Saved entries
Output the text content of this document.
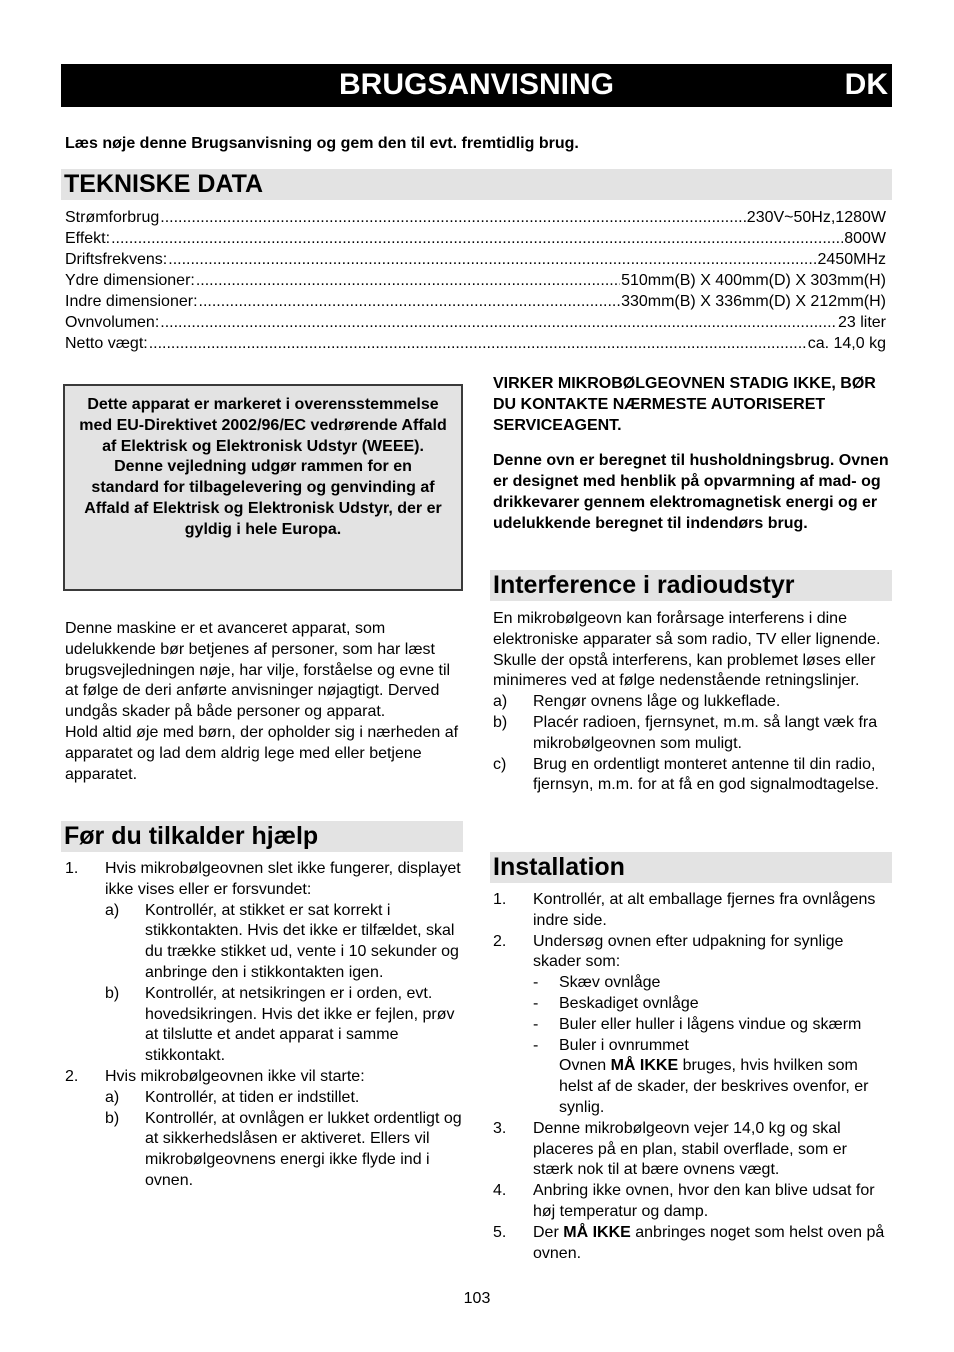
BRUGSANVISNING	DK
Læs nøje denne Brugsanvisning og gem den til evt. fremtidlig brug.
TEKNISKE DATA
Strømforbrug .....	230V~50Hz,1280W
Effekt: .....	800W
Driftsfrekvens: .....	2450MHz
Ydre dimensioner: .....	510mm(B) X 400mm(D) X 303mm(H)
Indre dimensioner: .....	330mm(B) X 336mm(D) X 212mm(H)
Ovnvolumen: .....	23 liter
Netto vægt: .....	ca. 14,0 kg
Dette apparat er markeret i overensstemmelse med EU-Direktivet 2002/96/EC vedrørende Affald af Elektrisk og Elektronisk Udstyr (WEEE).
Denne vejledning udgør rammen for en standard for tilbagelevering og genvinding af Affald af Elektrisk og Elektronisk Udstyr, der er gyldig i hele Europa.

Denne maskine er et avanceret apparat, som udelukkende bør betjenes af personer, som har læst brugsvejledningen nøje, har vilje, forståelse og evne til at følge de deri anførte anvisninger nøjagtigt. Derved undgås skader på både personer og apparat.

Hold altid øje med børn, der opholder sig i nærheden af apparatet og lad dem aldrig lege med eller betjene apparatet.

Før du tilkalder hjælp
1.	Hvis mikrobølgeovnen slet ikke fungerer, displayet ikke vises eller er forsvundet:
a)	Kontrollér, at stikket er sat korrekt i stikkontakten. Hvis det ikke er tilfældet, skal du trække stikket ud, vente i 10 sekunder og anbringe den i stikkontakten igen.
b)	Kontrollér, at netsikringen er i orden, evt. hovedsikringen. Hvis det ikke er fejlen, prøv at tilslutte et andet apparat i samme stikkontakt.
2.	Hvis mikrobølgeovnen ikke vil starte:
a)	Kontrollér, at tiden er indstillet.
b)	Kontrollér, at ovnlågen er lukket ordentligt og at sikkerhedslåsen er aktiveret. Ellers vil mikrobølgeovnens energi ikke flyde ind i ovnen.

VIRKER MIKROBØLGEOVNEN STADIG IKKE, BØR DU KONTAKTE NÆRMESTE AUTORISERET SERVICEAGENT.

Denne ovn er beregnet til husholdningsbrug. Ovnen er designet med henblik på opvarmning af mad- og drikkevarer gennem elektromagnetisk energi og er udelukkende beregnet til indendørs brug.

Interference i radioudstyr

En mikrobølgeovn kan forårsage interferens i dine elektroniske apparater så som radio, TV eller lignende. Skulle der opstå interferens, kan problemet løses eller minimeres ved at følge nedenstående retningslinjer.

a)	Rengør ovnens låge og lukkeflade.
b)	Placér radioen, fjernsynet, m.m. så langt væk fra mikrobølgeovnen som muligt.
c)	Brug en ordentligt monteret antenne til din radio, fjernsyn, m.m. for at få en god signalmodtagelse.
Installation
1.	Kontrollér, at alt emballage fjernes fra ovnlågens indre side.
2.	Undersøg ovnen efter udpakning for synlige skader som:
-	Skæv ovnlåge
-	Beskadiget ovnlåge
-	Buler eller huller i lågens vindue og skærm
-	Buler i ovnrummet
Ovnen MÅ IKKE bruges, hvis hvilken som helst af de skader, der beskrives ovenfor, er synlig.
3.	Denne mikrobølgeovn vejer 14,0 kg og skal placeres på en plan, stabil overflade, som er stærk nok til at bære ovnens vægt.
4.	Anbring ikke ovnen, hvor den kan blive udsat for høj temperatur og damp.
5.	Der MÅ IKKE anbringes noget som helst oven på ovnen.
103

■ REQUIREMENT ■
Write the full listing out again with every line unchanged, but include no pictures.

■ RIGHT ANSWER ■
Output the text content of this document.
BRUGSANVISNING	DK
Læs nøje denne Brugsanvisning og gem den til evt. fremtidlig brug.
TEKNISKE DATA
Strømforbrug .....	230V~50Hz,1280W
Effekt: .....	800W
Driftsfrekvens: .....	2450MHz
Ydre dimensioner: .....	510mm(B) X 400mm(D) X 303mm(H)
Indre dimensioner: .....	330mm(B) X 336mm(D) X 212mm(H)
Ovnvolumen: .....	23 liter
Netto vægt: .....	ca. 14,0 kg
Dette apparat er markeret i overensstemmelse med EU-Direktivet 2002/96/EC vedrørende Affald af Elektrisk og Elektronisk Udstyr (WEEE).
Denne vejledning udgør rammen for en standard for tilbagelevering og genvinding af Affald af Elektrisk og Elektronisk Udstyr, der er gyldig i hele Europa.

Denne maskine er et avanceret apparat, som udelukkende bør betjenes af personer, som har læst brugsvejledningen nøje, har vilje, forståelse og evne til at følge de deri anførte anvisninger nøjagtigt. Derved undgås skader på både personer og apparat.

Hold altid øje med børn, der opholder sig i nærheden af apparatet og lad dem aldrig lege med eller betjene apparatet.

Før du tilkalder hjælp
1.	Hvis mikrobølgeovnen slet ikke fungerer, displayet ikke vises eller er forsvundet:
a)	Kontrollér, at stikket er sat korrekt i stikkontakten. Hvis det ikke er tilfældet, skal du trække stikket ud, vente i 10 sekunder og anbringe den i stikkontakten igen.
b)	Kontrollér, at netsikringen er i orden, evt. hovedsikringen. Hvis det ikke er fejlen, prøv at tilslutte et andet apparat i samme stikkontakt.
2.	Hvis mikrobølgeovnen ikke vil starte:
a)	Kontrollér, at tiden er indstillet.
b)	Kontrollér, at ovnlågen er lukket ordentligt og at sikkerhedslåsen er aktiveret. Ellers vil mikrobølgeovnens energi ikke flyde ind i ovnen.

VIRKER MIKROBØLGEOVNEN STADIG IKKE, BØR DU KONTAKTE NÆRMESTE AUTORISERET SERVICEAGENT.

Denne ovn er beregnet til husholdningsbrug. Ovnen er designet med henblik på opvarmning af mad- og drikkevarer gennem elektromagnetisk energi og er udelukkende beregnet til indendørs brug.

Interference i radioudstyr

En mikrobølgeovn kan forårsage interferens i dine elektroniske apparater så som radio, TV eller lignende. Skulle der opstå interferens, kan problemet løses eller minimeres ved at følge nedenstående retningslinjer.

a)	Rengør ovnens låge og lukkeflade.
b)	Placér radioen, fjernsynet, m.m. så langt væk fra mikrobølgeovnen som muligt.
c)	Brug en ordentligt monteret antenne til din radio, fjernsyn, m.m. for at få en god signalmodtagelse.
Installation
1.	Kontrollér, at alt emballage fjernes fra ovnlågens indre side.
2.	Undersøg ovnen efter udpakning for synlige skader som:
-	Skæv ovnlåge
-	Beskadiget ovnlåge
-	Buler eller huller i lågens vindue og skærm
-	Buler i ovnrummet
Ovnen MÅ IKKE bruges, hvis hvilken som helst af de skader, der beskrives ovenfor, er synlig.
3.	Denne mikrobølgeovn vejer 14,0 kg og skal placeres på en plan, stabil overflade, som er stærk nok til at bære ovnens vægt.
4.	Anbring ikke ovnen, hvor den kan blive udsat for høj temperatur og damp.
5.	Der MÅ IKKE anbringes noget som helst oven på ovnen.
103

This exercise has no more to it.